▶ THE INPUT
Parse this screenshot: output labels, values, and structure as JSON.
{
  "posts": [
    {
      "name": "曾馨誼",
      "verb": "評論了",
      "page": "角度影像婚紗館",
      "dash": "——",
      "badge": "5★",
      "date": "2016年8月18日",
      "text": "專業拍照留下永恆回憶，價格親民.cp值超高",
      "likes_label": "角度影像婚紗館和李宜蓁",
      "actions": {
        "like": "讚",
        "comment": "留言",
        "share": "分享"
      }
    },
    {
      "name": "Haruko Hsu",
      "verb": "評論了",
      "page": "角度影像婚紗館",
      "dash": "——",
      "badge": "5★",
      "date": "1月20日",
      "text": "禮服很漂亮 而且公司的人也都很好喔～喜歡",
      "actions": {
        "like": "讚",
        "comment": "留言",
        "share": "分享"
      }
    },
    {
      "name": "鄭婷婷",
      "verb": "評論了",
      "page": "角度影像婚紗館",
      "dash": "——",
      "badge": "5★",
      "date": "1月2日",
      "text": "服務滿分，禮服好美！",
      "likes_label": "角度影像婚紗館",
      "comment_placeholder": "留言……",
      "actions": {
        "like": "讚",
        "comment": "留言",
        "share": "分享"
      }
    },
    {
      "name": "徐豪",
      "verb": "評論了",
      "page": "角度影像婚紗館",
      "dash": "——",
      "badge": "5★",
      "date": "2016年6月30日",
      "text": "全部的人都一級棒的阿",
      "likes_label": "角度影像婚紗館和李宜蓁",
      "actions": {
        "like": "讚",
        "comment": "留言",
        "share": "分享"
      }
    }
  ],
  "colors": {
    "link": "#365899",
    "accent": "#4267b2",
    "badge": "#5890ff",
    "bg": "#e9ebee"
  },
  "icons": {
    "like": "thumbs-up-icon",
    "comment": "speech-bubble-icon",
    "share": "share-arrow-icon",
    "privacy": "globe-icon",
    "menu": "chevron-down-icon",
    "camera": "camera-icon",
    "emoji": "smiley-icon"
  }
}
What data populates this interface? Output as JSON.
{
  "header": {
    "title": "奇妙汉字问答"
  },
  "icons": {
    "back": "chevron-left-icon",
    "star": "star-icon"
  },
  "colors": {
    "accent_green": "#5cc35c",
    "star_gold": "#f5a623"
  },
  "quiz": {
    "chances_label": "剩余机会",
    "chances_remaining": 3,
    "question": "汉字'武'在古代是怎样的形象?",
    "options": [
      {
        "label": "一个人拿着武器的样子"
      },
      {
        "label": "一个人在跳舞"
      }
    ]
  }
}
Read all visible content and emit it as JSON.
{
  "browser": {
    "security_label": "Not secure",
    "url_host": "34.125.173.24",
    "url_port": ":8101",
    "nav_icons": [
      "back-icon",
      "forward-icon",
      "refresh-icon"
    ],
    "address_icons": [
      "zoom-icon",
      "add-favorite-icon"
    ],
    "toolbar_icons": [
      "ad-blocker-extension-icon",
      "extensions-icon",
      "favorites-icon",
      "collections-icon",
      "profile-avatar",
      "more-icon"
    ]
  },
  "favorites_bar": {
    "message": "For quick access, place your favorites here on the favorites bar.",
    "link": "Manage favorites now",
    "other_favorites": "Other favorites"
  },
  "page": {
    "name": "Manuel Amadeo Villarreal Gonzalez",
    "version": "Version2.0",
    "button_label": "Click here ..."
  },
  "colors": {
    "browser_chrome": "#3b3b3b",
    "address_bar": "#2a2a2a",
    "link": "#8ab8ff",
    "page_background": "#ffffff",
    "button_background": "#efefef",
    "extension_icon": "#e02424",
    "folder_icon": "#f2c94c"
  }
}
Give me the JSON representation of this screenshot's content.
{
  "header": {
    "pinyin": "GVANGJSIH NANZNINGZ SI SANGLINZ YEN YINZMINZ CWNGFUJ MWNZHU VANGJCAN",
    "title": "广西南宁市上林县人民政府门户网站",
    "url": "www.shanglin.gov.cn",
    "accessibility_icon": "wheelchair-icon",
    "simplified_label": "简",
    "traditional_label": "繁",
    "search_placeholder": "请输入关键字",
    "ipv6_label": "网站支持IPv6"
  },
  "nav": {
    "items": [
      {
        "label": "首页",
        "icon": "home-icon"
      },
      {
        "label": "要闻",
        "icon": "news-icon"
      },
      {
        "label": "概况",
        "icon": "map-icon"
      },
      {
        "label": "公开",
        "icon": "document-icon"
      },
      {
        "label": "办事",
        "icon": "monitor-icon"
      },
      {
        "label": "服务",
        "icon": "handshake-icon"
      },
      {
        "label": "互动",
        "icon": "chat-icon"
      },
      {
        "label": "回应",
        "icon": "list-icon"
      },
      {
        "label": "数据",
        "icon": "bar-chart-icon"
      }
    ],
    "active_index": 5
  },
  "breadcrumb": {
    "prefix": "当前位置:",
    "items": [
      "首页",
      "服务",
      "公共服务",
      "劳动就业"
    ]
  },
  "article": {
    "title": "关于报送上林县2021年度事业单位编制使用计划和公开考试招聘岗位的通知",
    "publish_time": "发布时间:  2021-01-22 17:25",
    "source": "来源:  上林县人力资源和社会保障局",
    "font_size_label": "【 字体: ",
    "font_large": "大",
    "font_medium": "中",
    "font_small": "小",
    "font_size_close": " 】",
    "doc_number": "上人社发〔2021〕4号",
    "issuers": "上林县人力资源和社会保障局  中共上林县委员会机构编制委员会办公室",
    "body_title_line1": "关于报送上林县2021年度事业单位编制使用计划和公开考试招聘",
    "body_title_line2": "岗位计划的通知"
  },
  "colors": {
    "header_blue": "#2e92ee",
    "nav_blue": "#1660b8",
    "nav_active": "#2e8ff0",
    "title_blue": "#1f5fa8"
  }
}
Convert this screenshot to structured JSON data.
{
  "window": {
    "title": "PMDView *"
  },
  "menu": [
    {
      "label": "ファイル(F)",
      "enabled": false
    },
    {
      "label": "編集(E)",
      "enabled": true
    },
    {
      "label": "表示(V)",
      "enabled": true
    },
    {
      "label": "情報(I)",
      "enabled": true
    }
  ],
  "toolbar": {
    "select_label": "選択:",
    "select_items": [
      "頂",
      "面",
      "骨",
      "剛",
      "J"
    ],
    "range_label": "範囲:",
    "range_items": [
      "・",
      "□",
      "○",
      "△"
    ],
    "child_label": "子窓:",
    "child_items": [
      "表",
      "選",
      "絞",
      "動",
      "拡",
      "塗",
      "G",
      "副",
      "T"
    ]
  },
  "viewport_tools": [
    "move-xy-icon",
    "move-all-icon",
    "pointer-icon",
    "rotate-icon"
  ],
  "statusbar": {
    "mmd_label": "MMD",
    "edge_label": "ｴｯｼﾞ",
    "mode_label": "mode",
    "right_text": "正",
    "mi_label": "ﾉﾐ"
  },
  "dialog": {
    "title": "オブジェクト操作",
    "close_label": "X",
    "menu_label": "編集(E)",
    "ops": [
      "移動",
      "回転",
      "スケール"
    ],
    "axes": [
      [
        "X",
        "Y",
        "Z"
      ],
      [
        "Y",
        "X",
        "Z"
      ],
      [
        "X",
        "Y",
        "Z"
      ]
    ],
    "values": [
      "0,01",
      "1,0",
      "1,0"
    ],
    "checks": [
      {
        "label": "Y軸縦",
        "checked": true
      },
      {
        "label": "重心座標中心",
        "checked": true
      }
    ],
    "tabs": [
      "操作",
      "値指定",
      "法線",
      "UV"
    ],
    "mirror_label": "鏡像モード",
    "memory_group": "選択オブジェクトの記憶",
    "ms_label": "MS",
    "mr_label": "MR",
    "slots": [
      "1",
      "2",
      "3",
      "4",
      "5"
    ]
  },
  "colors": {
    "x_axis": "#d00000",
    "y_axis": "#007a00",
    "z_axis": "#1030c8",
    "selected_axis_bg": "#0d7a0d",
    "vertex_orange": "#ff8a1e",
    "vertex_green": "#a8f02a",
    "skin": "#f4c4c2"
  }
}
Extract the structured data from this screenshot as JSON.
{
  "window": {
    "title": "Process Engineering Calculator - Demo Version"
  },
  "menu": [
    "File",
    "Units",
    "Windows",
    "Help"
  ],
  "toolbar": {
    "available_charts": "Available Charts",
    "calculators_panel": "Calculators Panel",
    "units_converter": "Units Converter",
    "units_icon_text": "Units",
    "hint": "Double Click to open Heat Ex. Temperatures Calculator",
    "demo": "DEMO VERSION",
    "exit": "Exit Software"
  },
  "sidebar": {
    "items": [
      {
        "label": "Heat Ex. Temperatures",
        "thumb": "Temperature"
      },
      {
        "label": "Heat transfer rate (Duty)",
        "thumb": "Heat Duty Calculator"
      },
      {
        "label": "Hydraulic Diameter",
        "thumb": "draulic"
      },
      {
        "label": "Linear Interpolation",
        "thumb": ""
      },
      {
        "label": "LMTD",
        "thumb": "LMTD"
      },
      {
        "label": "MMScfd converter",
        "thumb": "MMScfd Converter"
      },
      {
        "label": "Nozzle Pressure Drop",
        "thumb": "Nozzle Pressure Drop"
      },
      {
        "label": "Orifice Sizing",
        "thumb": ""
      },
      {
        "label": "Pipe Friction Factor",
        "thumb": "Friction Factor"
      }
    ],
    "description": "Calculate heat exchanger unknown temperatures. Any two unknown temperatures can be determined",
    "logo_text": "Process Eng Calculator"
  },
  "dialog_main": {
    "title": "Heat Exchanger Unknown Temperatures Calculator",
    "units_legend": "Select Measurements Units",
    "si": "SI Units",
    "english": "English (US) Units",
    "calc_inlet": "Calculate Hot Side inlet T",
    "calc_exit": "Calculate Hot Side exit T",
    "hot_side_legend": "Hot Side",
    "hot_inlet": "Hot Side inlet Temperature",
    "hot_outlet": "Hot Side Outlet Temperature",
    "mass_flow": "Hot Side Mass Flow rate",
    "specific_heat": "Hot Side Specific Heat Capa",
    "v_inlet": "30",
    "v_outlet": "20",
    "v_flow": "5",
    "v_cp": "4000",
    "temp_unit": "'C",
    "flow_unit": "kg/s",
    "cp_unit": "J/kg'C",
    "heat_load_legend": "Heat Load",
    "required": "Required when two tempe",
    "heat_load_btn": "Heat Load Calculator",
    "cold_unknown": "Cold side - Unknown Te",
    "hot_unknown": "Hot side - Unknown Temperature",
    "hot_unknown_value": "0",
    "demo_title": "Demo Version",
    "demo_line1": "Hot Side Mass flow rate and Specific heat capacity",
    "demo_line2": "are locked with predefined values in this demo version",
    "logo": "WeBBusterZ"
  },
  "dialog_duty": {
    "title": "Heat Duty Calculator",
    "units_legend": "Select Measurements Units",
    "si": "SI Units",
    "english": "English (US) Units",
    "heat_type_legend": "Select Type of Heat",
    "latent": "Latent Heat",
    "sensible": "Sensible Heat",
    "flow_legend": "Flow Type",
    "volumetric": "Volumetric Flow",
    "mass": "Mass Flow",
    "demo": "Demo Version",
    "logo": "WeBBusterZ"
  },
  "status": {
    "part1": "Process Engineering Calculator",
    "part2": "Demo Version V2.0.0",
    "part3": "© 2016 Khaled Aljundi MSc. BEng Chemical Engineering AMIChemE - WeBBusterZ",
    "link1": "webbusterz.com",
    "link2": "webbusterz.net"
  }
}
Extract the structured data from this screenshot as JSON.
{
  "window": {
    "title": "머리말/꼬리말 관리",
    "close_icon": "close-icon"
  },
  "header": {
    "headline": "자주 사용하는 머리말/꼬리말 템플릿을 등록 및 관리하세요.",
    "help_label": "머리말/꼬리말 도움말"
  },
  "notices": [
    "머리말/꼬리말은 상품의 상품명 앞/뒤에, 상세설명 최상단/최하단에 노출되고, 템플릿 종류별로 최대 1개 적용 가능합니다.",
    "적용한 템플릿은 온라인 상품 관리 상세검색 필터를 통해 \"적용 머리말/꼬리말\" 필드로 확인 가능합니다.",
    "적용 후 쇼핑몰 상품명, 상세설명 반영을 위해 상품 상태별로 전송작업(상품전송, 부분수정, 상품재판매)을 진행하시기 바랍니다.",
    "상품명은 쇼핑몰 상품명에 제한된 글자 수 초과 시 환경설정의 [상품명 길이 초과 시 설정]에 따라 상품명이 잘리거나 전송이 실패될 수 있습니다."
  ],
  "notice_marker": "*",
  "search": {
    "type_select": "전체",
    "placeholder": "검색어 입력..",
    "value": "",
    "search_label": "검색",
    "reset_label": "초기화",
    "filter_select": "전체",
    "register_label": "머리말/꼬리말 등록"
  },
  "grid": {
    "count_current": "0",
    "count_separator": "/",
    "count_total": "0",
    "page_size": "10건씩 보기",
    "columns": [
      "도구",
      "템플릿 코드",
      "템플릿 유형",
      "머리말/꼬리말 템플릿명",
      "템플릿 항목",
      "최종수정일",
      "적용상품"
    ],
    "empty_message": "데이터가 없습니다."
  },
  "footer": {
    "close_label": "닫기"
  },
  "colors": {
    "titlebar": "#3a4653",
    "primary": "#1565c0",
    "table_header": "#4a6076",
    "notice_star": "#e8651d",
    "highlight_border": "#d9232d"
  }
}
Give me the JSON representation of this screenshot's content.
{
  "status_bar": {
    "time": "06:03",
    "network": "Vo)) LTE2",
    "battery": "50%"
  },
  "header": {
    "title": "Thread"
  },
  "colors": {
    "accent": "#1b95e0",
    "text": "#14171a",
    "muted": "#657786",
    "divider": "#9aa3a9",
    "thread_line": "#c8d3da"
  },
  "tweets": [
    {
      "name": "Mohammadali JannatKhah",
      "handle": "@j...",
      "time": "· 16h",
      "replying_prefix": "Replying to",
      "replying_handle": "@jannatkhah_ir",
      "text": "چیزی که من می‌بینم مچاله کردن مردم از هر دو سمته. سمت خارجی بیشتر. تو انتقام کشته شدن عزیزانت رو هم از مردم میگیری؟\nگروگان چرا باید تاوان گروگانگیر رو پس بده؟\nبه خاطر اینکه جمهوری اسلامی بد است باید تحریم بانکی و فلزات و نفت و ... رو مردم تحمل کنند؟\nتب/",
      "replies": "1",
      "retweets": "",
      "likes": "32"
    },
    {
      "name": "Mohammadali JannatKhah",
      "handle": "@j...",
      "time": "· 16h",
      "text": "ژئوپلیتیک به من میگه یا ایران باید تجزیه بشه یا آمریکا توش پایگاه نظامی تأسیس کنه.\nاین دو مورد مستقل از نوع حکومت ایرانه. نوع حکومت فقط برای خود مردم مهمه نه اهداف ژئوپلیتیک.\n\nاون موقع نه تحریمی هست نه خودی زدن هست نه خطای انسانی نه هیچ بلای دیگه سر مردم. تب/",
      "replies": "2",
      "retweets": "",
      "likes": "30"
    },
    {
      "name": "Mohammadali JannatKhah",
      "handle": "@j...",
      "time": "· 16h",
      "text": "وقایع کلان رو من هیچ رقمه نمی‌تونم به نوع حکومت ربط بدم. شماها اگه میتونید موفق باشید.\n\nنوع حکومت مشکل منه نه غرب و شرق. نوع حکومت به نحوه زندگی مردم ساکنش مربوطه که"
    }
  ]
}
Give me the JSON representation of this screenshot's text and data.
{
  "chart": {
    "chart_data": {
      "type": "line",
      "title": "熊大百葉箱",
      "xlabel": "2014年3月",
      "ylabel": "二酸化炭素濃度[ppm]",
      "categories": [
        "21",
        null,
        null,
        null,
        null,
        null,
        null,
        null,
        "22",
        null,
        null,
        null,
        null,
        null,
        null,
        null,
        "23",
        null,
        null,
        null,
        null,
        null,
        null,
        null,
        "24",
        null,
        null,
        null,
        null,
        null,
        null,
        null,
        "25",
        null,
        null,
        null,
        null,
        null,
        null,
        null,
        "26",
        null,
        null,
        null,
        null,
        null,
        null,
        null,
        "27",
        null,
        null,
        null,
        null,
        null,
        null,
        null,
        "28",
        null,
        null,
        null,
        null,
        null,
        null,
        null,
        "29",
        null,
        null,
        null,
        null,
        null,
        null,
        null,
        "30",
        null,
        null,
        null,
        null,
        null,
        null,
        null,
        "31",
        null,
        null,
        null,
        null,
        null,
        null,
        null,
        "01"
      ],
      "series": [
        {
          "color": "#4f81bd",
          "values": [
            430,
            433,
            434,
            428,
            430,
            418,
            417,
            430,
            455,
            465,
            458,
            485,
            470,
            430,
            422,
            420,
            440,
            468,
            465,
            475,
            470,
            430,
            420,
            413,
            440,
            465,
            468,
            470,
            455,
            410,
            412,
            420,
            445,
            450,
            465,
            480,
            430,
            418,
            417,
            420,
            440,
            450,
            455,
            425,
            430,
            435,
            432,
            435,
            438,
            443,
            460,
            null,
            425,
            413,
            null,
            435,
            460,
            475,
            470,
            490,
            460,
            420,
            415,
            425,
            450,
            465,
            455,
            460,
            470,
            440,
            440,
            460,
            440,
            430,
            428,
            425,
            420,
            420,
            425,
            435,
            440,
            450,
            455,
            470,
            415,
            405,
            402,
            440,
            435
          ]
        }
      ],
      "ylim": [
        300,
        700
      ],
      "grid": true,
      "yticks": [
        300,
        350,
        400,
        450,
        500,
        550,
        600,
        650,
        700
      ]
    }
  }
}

▶ GOAL
Count every line in the listing above that holds "rate", then report only the count.

▶ THE OUTPUT
3